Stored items
----

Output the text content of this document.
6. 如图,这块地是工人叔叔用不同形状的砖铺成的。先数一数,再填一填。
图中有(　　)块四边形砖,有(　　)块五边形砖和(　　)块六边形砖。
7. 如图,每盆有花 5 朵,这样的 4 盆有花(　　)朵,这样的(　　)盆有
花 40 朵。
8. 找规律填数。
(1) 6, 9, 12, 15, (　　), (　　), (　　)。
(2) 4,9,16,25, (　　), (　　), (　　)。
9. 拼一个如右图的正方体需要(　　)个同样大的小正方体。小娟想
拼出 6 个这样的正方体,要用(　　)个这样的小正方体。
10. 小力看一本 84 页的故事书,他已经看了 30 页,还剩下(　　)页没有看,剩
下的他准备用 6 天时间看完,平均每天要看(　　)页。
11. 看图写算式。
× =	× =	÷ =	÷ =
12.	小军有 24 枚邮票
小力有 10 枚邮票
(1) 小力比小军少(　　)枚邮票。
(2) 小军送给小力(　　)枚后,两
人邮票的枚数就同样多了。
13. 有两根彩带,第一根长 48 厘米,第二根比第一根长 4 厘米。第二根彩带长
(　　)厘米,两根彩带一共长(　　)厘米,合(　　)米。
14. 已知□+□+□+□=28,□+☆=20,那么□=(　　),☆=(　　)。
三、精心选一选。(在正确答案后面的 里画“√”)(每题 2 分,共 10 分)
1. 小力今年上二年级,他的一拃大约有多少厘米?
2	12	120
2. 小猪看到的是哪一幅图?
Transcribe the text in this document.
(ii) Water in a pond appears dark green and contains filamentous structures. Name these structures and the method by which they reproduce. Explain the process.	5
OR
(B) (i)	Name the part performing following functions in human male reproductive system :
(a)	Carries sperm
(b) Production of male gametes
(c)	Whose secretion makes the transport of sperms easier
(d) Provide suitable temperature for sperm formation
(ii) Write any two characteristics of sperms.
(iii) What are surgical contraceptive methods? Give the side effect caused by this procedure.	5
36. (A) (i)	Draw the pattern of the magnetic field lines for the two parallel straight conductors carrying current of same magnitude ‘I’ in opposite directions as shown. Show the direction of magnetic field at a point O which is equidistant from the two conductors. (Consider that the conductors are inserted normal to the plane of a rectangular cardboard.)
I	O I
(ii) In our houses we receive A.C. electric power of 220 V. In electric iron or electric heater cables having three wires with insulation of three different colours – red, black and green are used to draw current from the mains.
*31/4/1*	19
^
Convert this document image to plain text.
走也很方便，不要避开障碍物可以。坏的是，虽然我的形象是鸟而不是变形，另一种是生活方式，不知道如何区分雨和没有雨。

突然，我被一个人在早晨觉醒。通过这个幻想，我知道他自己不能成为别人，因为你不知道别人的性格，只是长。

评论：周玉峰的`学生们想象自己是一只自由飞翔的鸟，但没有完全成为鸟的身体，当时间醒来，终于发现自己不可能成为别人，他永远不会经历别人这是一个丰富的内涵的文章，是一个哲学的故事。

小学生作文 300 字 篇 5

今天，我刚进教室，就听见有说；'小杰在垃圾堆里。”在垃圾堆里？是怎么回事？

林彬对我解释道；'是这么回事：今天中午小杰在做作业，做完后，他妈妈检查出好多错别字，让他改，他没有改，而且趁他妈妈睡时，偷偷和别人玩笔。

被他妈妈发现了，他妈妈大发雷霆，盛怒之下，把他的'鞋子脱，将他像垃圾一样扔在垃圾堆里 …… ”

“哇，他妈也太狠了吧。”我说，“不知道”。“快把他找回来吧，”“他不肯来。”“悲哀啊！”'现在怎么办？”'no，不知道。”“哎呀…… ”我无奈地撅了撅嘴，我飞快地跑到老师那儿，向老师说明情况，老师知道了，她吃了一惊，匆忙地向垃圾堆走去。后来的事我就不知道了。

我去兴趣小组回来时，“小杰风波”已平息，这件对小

----

Read through the entries and copy every line that includes "sperms".

### Answer in full
(c)	Whose secretion makes the transport of sperms easier
(ii) Write any two characteristics of sperms.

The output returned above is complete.